Document extract
== == ==
With the departure of Mastraccio and Wakata, there is a sort of social media outage on the ISS at the moment, because the only American astronaut Steven Swanson does not have a Twitter account, but there is at least the official Instagram ISS stream, where occasionally photos from orbit get posted. But that will only last until the next three astronauts go up.

Meanwhile, the future of the ISS seems once again in limbo – originally, the Space Station was supposed to stay at least another decade, but now Russian officials are rattling their sabers and saying that they want to give up the cooperation in 2020. As a rule, I won’t comment on the political reasons, but as this comes not from Roscosmos, but Russian deputy prime minister Dmitry Rogozin, this is nothing more than playing politics with spaceflight and science, which is a really sad and stupid situation.
== == ==
Stated goal 1
Can you rewrite the records from the line containing "Text: 114: 114 [492,205,516,218]" through the line containing "Text: AMBIENT AIR" as a JSON list of strings, one string per line, with blank lines left out?

Element position data
== == ==
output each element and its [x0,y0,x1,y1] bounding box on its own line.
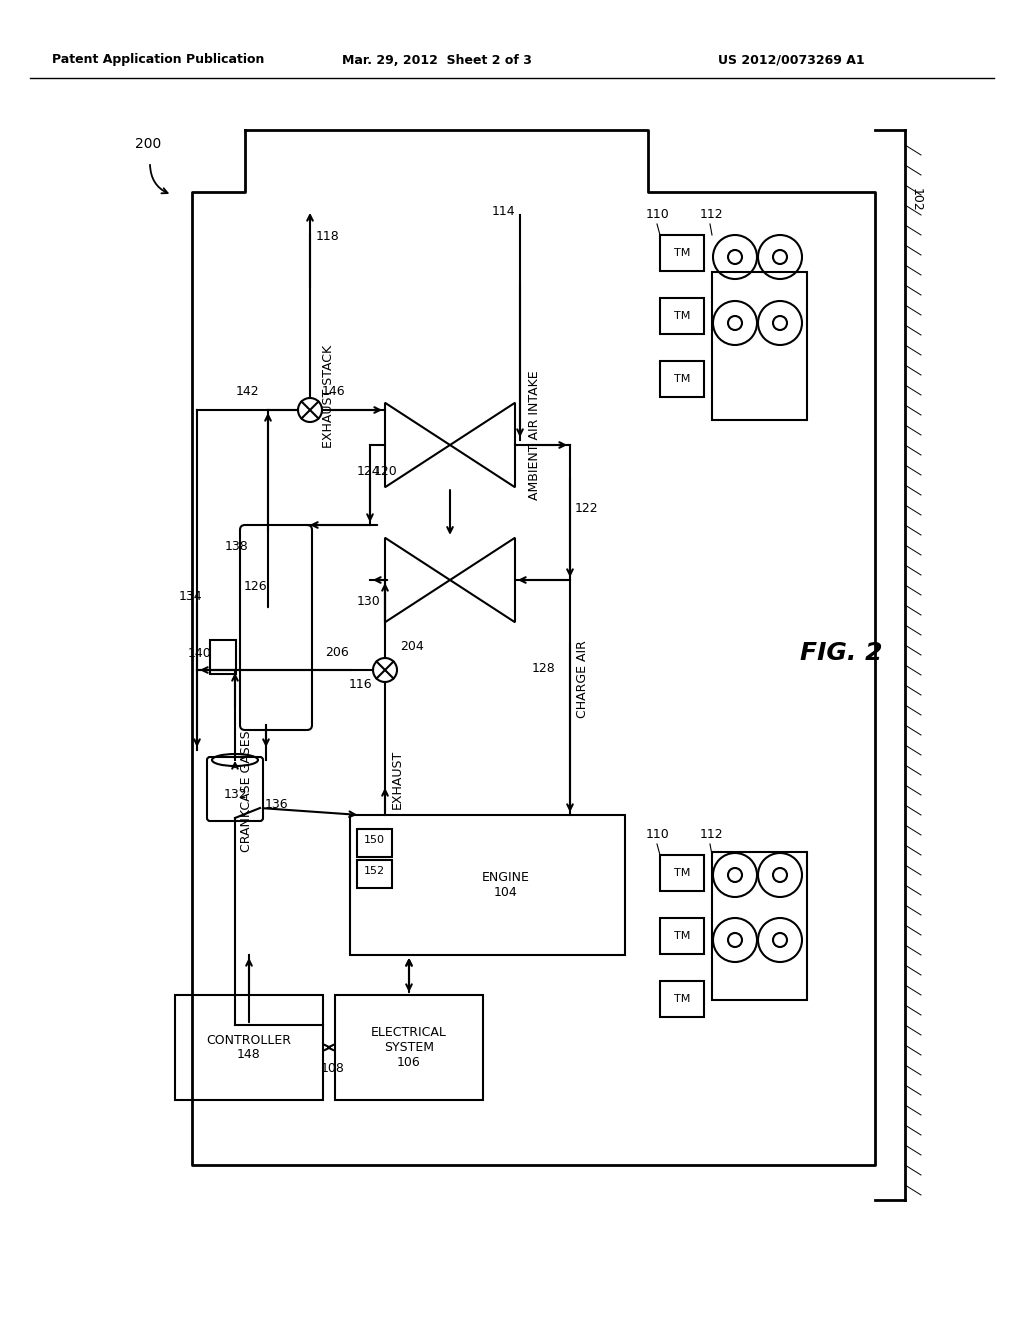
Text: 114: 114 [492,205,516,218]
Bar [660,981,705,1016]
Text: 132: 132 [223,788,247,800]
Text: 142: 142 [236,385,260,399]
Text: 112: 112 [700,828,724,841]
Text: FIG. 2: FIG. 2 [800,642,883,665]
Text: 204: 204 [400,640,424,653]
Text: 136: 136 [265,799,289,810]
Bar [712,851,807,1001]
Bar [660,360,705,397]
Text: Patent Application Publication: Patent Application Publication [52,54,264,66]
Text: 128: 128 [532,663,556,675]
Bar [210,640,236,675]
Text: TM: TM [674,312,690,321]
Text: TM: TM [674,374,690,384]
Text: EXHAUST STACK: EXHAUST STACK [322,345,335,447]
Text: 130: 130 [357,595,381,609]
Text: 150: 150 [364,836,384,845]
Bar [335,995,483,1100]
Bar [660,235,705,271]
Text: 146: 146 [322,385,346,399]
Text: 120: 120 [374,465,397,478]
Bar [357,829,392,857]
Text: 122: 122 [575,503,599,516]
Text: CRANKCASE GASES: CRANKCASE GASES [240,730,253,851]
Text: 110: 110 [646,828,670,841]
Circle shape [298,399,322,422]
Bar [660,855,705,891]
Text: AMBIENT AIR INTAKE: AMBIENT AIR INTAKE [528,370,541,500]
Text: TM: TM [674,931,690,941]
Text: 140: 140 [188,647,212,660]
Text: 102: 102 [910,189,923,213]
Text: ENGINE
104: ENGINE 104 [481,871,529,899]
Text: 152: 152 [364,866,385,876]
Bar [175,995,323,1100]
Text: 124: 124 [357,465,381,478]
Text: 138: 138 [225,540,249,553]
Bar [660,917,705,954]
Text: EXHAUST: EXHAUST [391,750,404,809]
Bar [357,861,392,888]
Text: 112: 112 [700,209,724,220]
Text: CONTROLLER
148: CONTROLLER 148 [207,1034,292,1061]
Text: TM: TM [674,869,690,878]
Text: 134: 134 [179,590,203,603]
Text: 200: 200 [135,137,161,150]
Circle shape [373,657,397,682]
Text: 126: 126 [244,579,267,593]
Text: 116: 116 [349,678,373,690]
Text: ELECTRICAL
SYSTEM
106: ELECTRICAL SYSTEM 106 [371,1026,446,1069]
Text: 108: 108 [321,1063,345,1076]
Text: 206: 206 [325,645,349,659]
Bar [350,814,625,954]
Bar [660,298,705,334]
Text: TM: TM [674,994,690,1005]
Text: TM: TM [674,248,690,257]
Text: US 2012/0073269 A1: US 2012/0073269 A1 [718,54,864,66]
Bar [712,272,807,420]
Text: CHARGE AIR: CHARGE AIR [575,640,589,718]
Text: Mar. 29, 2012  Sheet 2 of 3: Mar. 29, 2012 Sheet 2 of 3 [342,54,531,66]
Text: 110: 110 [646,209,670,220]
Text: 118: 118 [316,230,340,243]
== == ==
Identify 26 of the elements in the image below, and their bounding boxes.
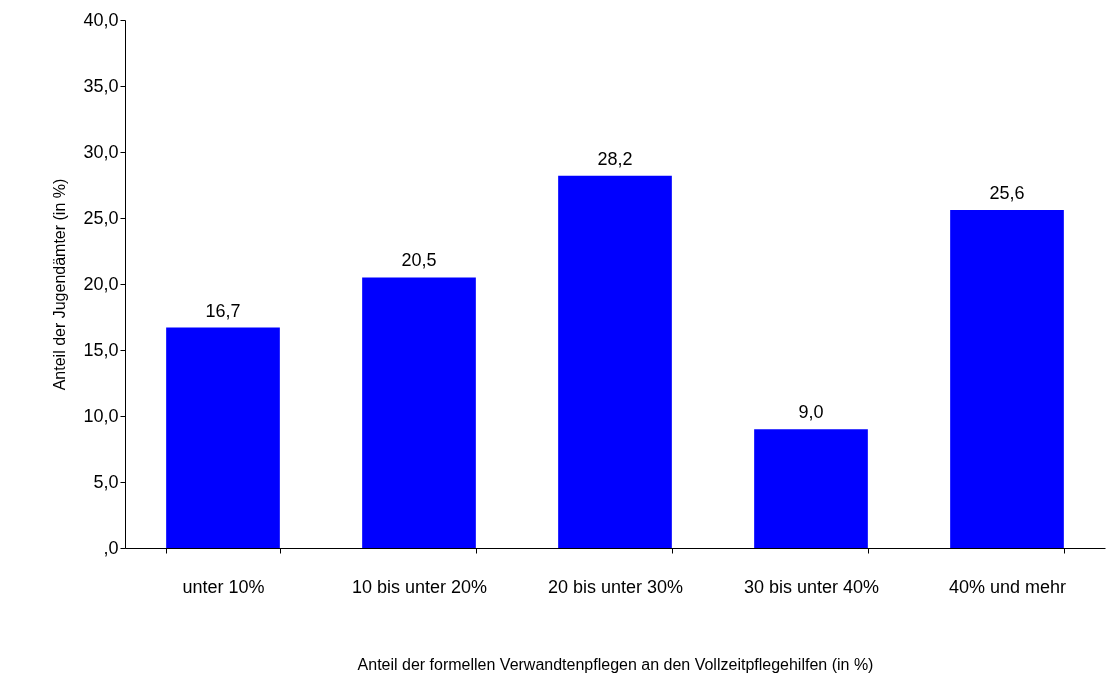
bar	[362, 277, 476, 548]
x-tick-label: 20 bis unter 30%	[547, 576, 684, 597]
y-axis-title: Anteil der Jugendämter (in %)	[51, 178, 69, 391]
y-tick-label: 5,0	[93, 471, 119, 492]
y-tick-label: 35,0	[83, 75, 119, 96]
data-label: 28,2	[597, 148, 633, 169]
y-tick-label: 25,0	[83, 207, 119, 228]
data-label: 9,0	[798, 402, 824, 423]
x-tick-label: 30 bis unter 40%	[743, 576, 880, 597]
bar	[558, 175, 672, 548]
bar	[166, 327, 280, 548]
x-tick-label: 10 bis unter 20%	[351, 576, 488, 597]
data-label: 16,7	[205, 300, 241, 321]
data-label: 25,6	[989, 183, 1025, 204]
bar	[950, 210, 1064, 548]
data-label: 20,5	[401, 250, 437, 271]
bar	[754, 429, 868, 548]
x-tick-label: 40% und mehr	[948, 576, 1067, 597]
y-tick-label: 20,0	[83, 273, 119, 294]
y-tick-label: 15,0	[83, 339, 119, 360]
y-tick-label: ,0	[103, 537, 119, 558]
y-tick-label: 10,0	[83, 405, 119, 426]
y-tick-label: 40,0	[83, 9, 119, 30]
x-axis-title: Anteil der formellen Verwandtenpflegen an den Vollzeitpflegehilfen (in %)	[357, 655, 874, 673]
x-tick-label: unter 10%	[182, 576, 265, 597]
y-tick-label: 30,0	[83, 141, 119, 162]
== == ==
Stated goal 2
In the ISS passage, who is named as the Russian official saying Russia wants to give up the cooperation in 2020?

Written reply 1
[
  "Text: 114: 114 [492,205,516,218]",
  "Bar [660,981,705,1016]",
  "Text: 132: 132 [223,788,247,800]",
  "Text: 142: 142 [236,385,260,399]",
  "Text: 112: 112 [700,828,724,841]",
  "Text: FIG. 2: FIG. 2 [800,642,883,665]",
  "Text: 204: 204 [400,640,424,653]",
  "Text: 136: 136 [265,799,289,810]",
  "Bar [712,851,807,1001]",
  "Bar [660,360,705,397]",
  "Text: Patent Application Publication: Patent Application Publication [52,54,264,66]",
  "Text: 128: 128 [532,663,556,675]",
  "Bar [210,640,236,675]",
  "Text: TM: TM [674,312,690,321]",
  "Text: TM: TM [674,374,690,384]",
  "Text: EXHAUST STACK: EXHAUST STACK [322,345,335,447]",
  "Text: 130: 130 [357,595,381,609]",
  "Text: 150: 150 [364,836,384,845]",
  "Bar [335,995,483,1100]",
  "Bar [660,235,705,271]",
  "Text: 146: 146 [322,385,346,399]",
  "Text: 120: 120 [374,465,397,478]",
  "Bar [357,829,392,857]",
  "Text: 122: 122 [575,503,599,516]",
  "Text: CRANKCASE GASES: CRANKCASE GASES [240,730,253,851]",
  "Text: 110: 110 [646,828,670,841]",
  "Circle shape [298,399,322,422]",
  "Bar [660,855,705,891]",
  "Text: AMBIENT AIR INTAKE: AMBIENT AIR INTAKE [528,370,541,500]"
]

Written reply 2
Russian deputy prime minister Dmitry Rogozin.